(TASK DIRECTIONS): A faithful, word-for-word copy of the data below is required, without pictures.

(MATERIAL PROVIDED):
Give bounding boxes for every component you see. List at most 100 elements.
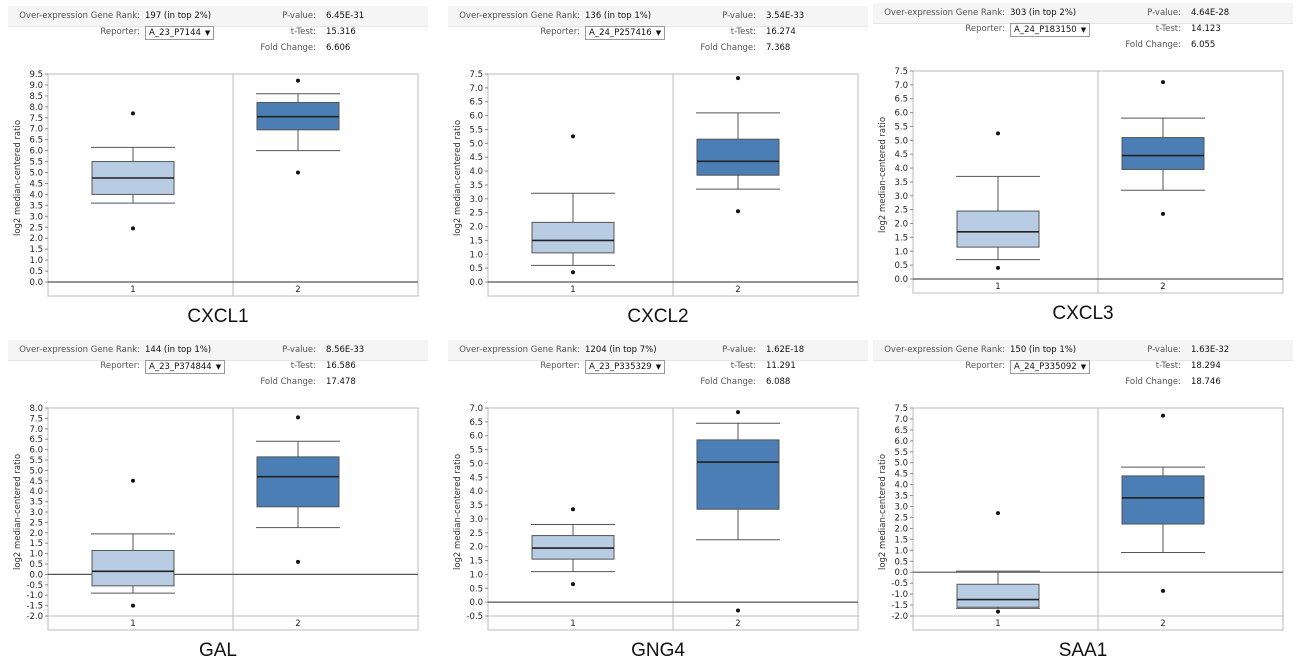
reporter-select[interactable]: A_24_P183150 ▼ [1010, 23, 1091, 37]
y-tick-label: 0.0 [29, 570, 43, 580]
fold-value: 17.478 [326, 377, 356, 387]
reporter-select[interactable]: A_24_P257416 ▼ [585, 26, 666, 40]
y-tick-label: 5.0 [29, 169, 43, 179]
y-tick-label: 6.5 [469, 98, 483, 108]
y-tick-label: 1.0 [29, 256, 43, 266]
y-tick-label: 5.0 [469, 459, 483, 469]
y-tick-label: 4.5 [894, 150, 908, 160]
box-group-2: 2 [696, 76, 780, 295]
iqr-box [1121, 475, 1205, 525]
y-tick-label: 1.0 [469, 250, 483, 260]
y-tick-label: 2.5 [29, 223, 43, 233]
y-tick-label: 3.0 [469, 195, 483, 205]
box-group-1: 1 [531, 507, 615, 629]
fold-label: Fold Change: [260, 43, 316, 53]
dropdown-arrow-icon: ▼ [204, 29, 211, 37]
ttest-label: t-Test: [730, 361, 756, 371]
pvalue-label: P-value: [722, 345, 756, 355]
iqr-box [956, 583, 1040, 608]
rank-value: 136 (in top 1%) [585, 11, 652, 21]
y-tick-label: 5.5 [29, 158, 43, 168]
fold-value: 7.368 [766, 43, 791, 53]
stats-header: Over-expression Gene Rank: 136 (in top 1%… [448, 6, 868, 66]
gene-name: GAL [198, 640, 238, 661]
iqr-box [531, 221, 615, 254]
panel-saa1: Over-expression Gene Rank: 150 (in top 1%… [873, 340, 1293, 670]
outlier-point [996, 511, 1000, 516]
panel-cxcl1: Over-expression Gene Rank: 197 (in top 2%… [8, 6, 428, 336]
rank-label: Over-expression Gene Rank: [459, 11, 580, 21]
y-tick-label: 5.0 [894, 136, 908, 146]
dropdown-arrow-icon: ▼ [655, 29, 662, 37]
y-tick-label: 7.5 [894, 67, 908, 77]
y-tick-label: 4.5 [29, 477, 43, 487]
y-tick-label: 0.0 [469, 278, 483, 288]
fold-label: Fold Change: [260, 377, 316, 387]
ttest-value: 18.294 [1191, 361, 1221, 371]
y-axis-label: log2 median-centered ratio [13, 454, 23, 570]
outlier-point [996, 265, 1000, 270]
pvalue-label: P-value: [282, 345, 316, 355]
y-tick-label: 1.0 [894, 247, 908, 257]
fold-label: Fold Change: [1125, 377, 1181, 387]
box-group-1: 1 [91, 478, 175, 629]
y-tick-label: 7.0 [469, 404, 483, 414]
reporter-label: Reporter: [540, 361, 580, 371]
ttest-value: 15.316 [326, 27, 356, 37]
y-tick-label: -1.5 [891, 601, 908, 611]
y-tick-label: 4.5 [29, 179, 43, 189]
y-tick-label: 5.5 [29, 456, 43, 466]
pvalue-value: 3.54E-33 [766, 11, 805, 21]
fold-value: 6.606 [326, 43, 351, 53]
y-tick-label: 8.0 [29, 103, 43, 113]
y-tick-label: 6.5 [469, 418, 483, 428]
y-tick-label: 1.5 [894, 233, 908, 243]
box-group-2: 2 [696, 410, 780, 629]
reporter-select[interactable]: A_24_P335092 ▼ [1010, 360, 1091, 374]
y-tick-label: 3.5 [894, 178, 908, 188]
ttest-value: 11.291 [766, 361, 796, 371]
y-tick-label: 2.5 [469, 209, 483, 219]
ttest-value: 16.274 [766, 27, 796, 37]
x-tick-label: 2 [295, 285, 300, 295]
y-tick-label: 2.0 [29, 234, 43, 244]
y-tick-label: 6.0 [29, 446, 43, 456]
y-tick-label: -1.0 [891, 590, 908, 600]
y-tick-label: 9.5 [29, 70, 43, 80]
ttest-label: t-Test: [730, 27, 756, 37]
y-tick-label: 2.5 [29, 518, 43, 528]
stats-header: Over-expression Gene Rank: 197 (in top 2%… [8, 6, 428, 66]
reporter-select[interactable]: A_23_P374844 ▼ [145, 360, 226, 374]
ttest-label: t-Test: [290, 361, 316, 371]
fold-value: 6.088 [766, 377, 791, 387]
panel-gal: Over-expression Gene Rank: 144 (in top 1%… [8, 340, 428, 670]
outlier-point [296, 78, 300, 83]
ttest-value: 16.586 [326, 361, 356, 371]
box-group-1: 1 [956, 131, 1040, 292]
y-tick-label: 5.0 [894, 459, 908, 469]
y-tick-label: 3.0 [894, 192, 908, 202]
ttest-label: t-Test: [290, 27, 316, 37]
rank-label: Over-expression Gene Rank: [884, 8, 1005, 18]
reporter-select[interactable]: A_23_P7144 ▼ [145, 26, 215, 40]
y-tick-label: 3.0 [29, 508, 43, 518]
boxplot-chart: 0.0 0.5 1.0 1.5 2.0 2.5 3.0 3.5 4.0 4.5 5.0 5.5 6.0 6… [453, 70, 859, 297]
y-tick-label: 3.0 [894, 503, 908, 513]
y-tick-label: 6.0 [469, 432, 483, 442]
outlier-point [571, 134, 575, 139]
y-tick-label: 2.0 [894, 524, 908, 534]
fold-label: Fold Change: [700, 377, 756, 387]
fold-label: Fold Change: [1125, 40, 1181, 50]
y-axis-label: log2 median-centered ratio [13, 120, 23, 236]
reporter-value: A_24_P335092 [1014, 362, 1077, 372]
outlier-point [571, 582, 575, 587]
y-tick-label: 0.5 [29, 560, 43, 570]
y-tick-label: -0.5 [26, 581, 43, 591]
reporter-select[interactable]: A_23_P335329 ▼ [585, 360, 666, 374]
y-tick-label: 1.5 [29, 245, 43, 255]
y-tick-label: 3.5 [29, 498, 43, 508]
y-tick-label: 7.5 [29, 114, 43, 124]
outlier-point [131, 111, 135, 116]
iqr-box [1121, 137, 1205, 170]
y-tick-label: 5.5 [469, 125, 483, 135]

(TASK SOLUTION):
Give bounding boxes for every component you see. List at most 100 elements.
reporter-select[interactable]: A_24_P183150 ▼ [1010, 23, 1091, 37]
y-tick-label: 0.0 [29, 570, 43, 580]
fold-value: 17.478 [326, 377, 356, 387]
reporter-select[interactable]: A_24_P257416 ▼ [585, 26, 666, 40]
y-tick-label: 5.0 [29, 169, 43, 179]
y-tick-label: 6.5 [469, 98, 483, 108]
y-tick-label: 1.0 [29, 256, 43, 266]
y-tick-label: 5.0 [469, 459, 483, 469]
y-tick-label: 4.5 [894, 150, 908, 160]
box-group-2: 2 [696, 76, 780, 295]
iqr-box [1121, 475, 1205, 525]
y-tick-label: 1.0 [469, 250, 483, 260]
y-tick-label: 2.5 [29, 223, 43, 233]
y-tick-label: 3.0 [469, 195, 483, 205]
box-group-1: 1 [531, 507, 615, 629]
fold-label: Fold Change: [260, 43, 316, 53]
dropdown-arrow-icon: ▼ [204, 29, 211, 37]
ttest-label: t-Test: [730, 361, 756, 371]
pvalue-label: P-value: [722, 345, 756, 355]
iqr-box [956, 583, 1040, 608]
rank-value: 136 (in top 1%) [585, 11, 652, 21]
y-tick-label: 5.5 [29, 158, 43, 168]
fold-value: 7.368 [766, 43, 791, 53]
stats-header: Over-expression Gene Rank: 136 (in top 1%… [448, 6, 868, 66]
gene-name: GAL [198, 640, 238, 661]
iqr-box [531, 221, 615, 254]
panel-saa1: Over-expression Gene Rank: 150 (in top 1%… [873, 340, 1293, 670]
outlier-point [996, 511, 1000, 516]
panel-cxcl1: Over-expression Gene Rank: 197 (in top 2%… [8, 6, 428, 336]
rank-label: Over-expression Gene Rank: [459, 11, 580, 21]
y-tick-label: 5.0 [894, 136, 908, 146]
dropdown-arrow-icon: ▼ [655, 29, 662, 37]
y-tick-label: 7.5 [894, 67, 908, 77]
y-tick-label: 4.5 [29, 477, 43, 487]
y-tick-label: 0.0 [469, 278, 483, 288]
fold-label: Fold Change: [260, 377, 316, 387]
ttest-value: 18.294 [1191, 361, 1221, 371]
y-axis-label: log2 median-centered ratio [13, 454, 23, 570]
outlier-point [996, 265, 1000, 270]
pvalue-label: P-value: [282, 345, 316, 355]
y-tick-label: 1.0 [894, 247, 908, 257]
fold-label: Fold Change: [1125, 377, 1181, 387]
box-group-1: 1 [91, 478, 175, 629]
y-tick-label: 7.0 [469, 404, 483, 414]
reporter-label: Reporter: [540, 361, 580, 371]
ttest-value: 15.316 [326, 27, 356, 37]
y-tick-label: -1.5 [891, 601, 908, 611]
y-tick-label: 4.5 [29, 179, 43, 189]
y-tick-label: 5.5 [29, 456, 43, 466]
pvalue-value: 3.54E-33 [766, 11, 805, 21]
fold-value: 6.606 [326, 43, 351, 53]
y-tick-label: 8.0 [29, 103, 43, 113]
y-tick-label: 6.5 [469, 418, 483, 428]
y-tick-label: 1.5 [894, 233, 908, 243]
box-group-2: 2 [696, 410, 780, 629]
reporter-select[interactable]: A_24_P335092 ▼ [1010, 360, 1091, 374]
y-tick-label: 3.5 [894, 178, 908, 188]
ttest-value: 11.291 [766, 361, 796, 371]
y-tick-label: 2.5 [469, 209, 483, 219]
ttest-value: 16.274 [766, 27, 796, 37]
x-tick-label: 2 [295, 285, 300, 295]
y-tick-label: 2.0 [29, 234, 43, 244]
y-tick-label: 6.0 [29, 446, 43, 456]
y-tick-label: -1.0 [891, 590, 908, 600]
y-tick-label: 9.5 [29, 70, 43, 80]
ttest-label: t-Test: [730, 27, 756, 37]
y-tick-label: 2.5 [29, 518, 43, 528]
stats-header: Over-expression Gene Rank: 197 (in top 2%… [8, 6, 428, 66]
reporter-select[interactable]: A_23_P374844 ▼ [145, 360, 226, 374]
ttest-label: t-Test: [290, 361, 316, 371]
fold-value: 6.088 [766, 377, 791, 387]
panel-gal: Over-expression Gene Rank: 144 (in top 1%… [8, 340, 428, 670]
outlier-point [296, 78, 300, 83]
ttest-value: 16.586 [326, 361, 356, 371]
box-group-1: 1 [956, 131, 1040, 292]
y-tick-label: 5.0 [894, 459, 908, 469]
y-tick-label: 3.0 [894, 192, 908, 202]
ttest-label: t-Test: [290, 27, 316, 37]
rank-label: Over-expression Gene Rank: [884, 8, 1005, 18]
reporter-select[interactable]: A_23_P7144 ▼ [145, 26, 215, 40]
y-tick-label: 3.0 [29, 508, 43, 518]
boxplot-chart: 0.0 0.5 1.0 1.5 2.0 2.5 3.0 3.5 4.0 4.5 5.0 5.5 6.0 6… [453, 70, 859, 297]
y-tick-label: 3.0 [894, 503, 908, 513]
y-tick-label: 6.0 [469, 432, 483, 442]
outlier-point [571, 134, 575, 139]
y-tick-label: 2.0 [894, 524, 908, 534]
fold-label: Fold Change: [700, 377, 756, 387]
fold-label: Fold Change: [1125, 40, 1181, 50]
y-axis-label: log2 median-centered ratio [13, 120, 23, 236]
reporter-value: A_24_P335092 [1014, 362, 1077, 372]
outlier-point [571, 582, 575, 587]
y-tick-label: 0.5 [29, 560, 43, 570]
y-tick-label: -0.5 [26, 581, 43, 591]
reporter-select[interactable]: A_23_P335329 ▼ [585, 360, 666, 374]
y-tick-label: 1.5 [29, 245, 43, 255]
y-tick-label: 3.5 [29, 498, 43, 508]
y-tick-label: 7.5 [29, 114, 43, 124]
outlier-point [131, 111, 135, 116]
iqr-box [1121, 137, 1205, 170]
y-tick-label: 5.5 [469, 125, 483, 135]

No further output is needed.